Keep the wording of each record exactly the same when you repeat it, and leave out pictures.

[BEGIN Exercise inputs]

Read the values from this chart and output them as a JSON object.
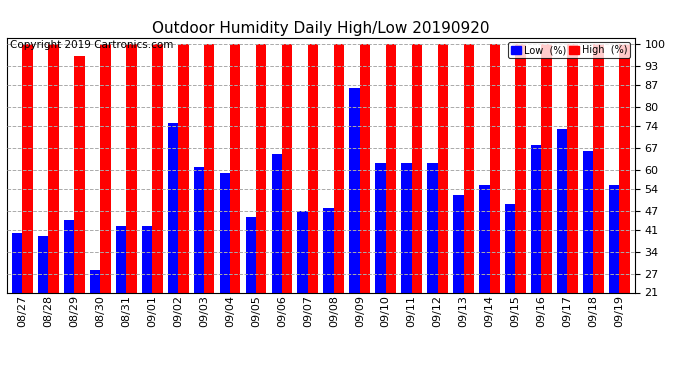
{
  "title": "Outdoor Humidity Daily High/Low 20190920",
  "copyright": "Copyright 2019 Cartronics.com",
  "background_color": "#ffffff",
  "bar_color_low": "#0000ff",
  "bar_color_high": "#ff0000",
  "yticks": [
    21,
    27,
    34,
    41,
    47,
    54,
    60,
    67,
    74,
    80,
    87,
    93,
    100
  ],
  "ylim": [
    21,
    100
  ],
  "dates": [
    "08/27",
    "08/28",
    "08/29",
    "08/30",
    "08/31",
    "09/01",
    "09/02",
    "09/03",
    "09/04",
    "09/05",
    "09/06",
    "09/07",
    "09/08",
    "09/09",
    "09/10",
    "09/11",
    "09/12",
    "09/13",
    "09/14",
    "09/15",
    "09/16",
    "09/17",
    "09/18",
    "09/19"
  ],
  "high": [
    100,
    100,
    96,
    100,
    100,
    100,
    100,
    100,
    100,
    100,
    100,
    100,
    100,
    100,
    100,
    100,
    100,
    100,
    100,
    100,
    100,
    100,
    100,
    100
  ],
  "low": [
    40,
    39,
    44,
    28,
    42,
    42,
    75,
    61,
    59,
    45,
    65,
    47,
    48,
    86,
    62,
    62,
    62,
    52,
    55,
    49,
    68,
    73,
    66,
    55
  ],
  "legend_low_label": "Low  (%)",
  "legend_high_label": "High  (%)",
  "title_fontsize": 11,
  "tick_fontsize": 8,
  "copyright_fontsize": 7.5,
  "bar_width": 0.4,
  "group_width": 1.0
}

[END Exercise inputs]

**Worked solution**:
Read the values from this chart and output them as a JSON object.
{
  "title": "Outdoor Humidity Daily High/Low 20190920",
  "copyright": "Copyright 2019 Cartronics.com",
  "background_color": "#ffffff",
  "bar_color_low": "#0000ff",
  "bar_color_high": "#ff0000",
  "yticks": [
    21,
    27,
    34,
    41,
    47,
    54,
    60,
    67,
    74,
    80,
    87,
    93,
    100
  ],
  "ylim": [
    21,
    100
  ],
  "dates": [
    "08/27",
    "08/28",
    "08/29",
    "08/30",
    "08/31",
    "09/01",
    "09/02",
    "09/03",
    "09/04",
    "09/05",
    "09/06",
    "09/07",
    "09/08",
    "09/09",
    "09/10",
    "09/11",
    "09/12",
    "09/13",
    "09/14",
    "09/15",
    "09/16",
    "09/17",
    "09/18",
    "09/19"
  ],
  "high": [
    100,
    100,
    96,
    100,
    100,
    100,
    100,
    100,
    100,
    100,
    100,
    100,
    100,
    100,
    100,
    100,
    100,
    100,
    100,
    100,
    100,
    100,
    100,
    100
  ],
  "low": [
    40,
    39,
    44,
    28,
    42,
    42,
    75,
    61,
    59,
    45,
    65,
    47,
    48,
    86,
    62,
    62,
    62,
    52,
    55,
    49,
    68,
    73,
    66,
    55
  ],
  "legend_low_label": "Low  (%)",
  "legend_high_label": "High  (%)",
  "title_fontsize": 11,
  "tick_fontsize": 8,
  "copyright_fontsize": 7.5,
  "bar_width": 0.4,
  "group_width": 1.0
}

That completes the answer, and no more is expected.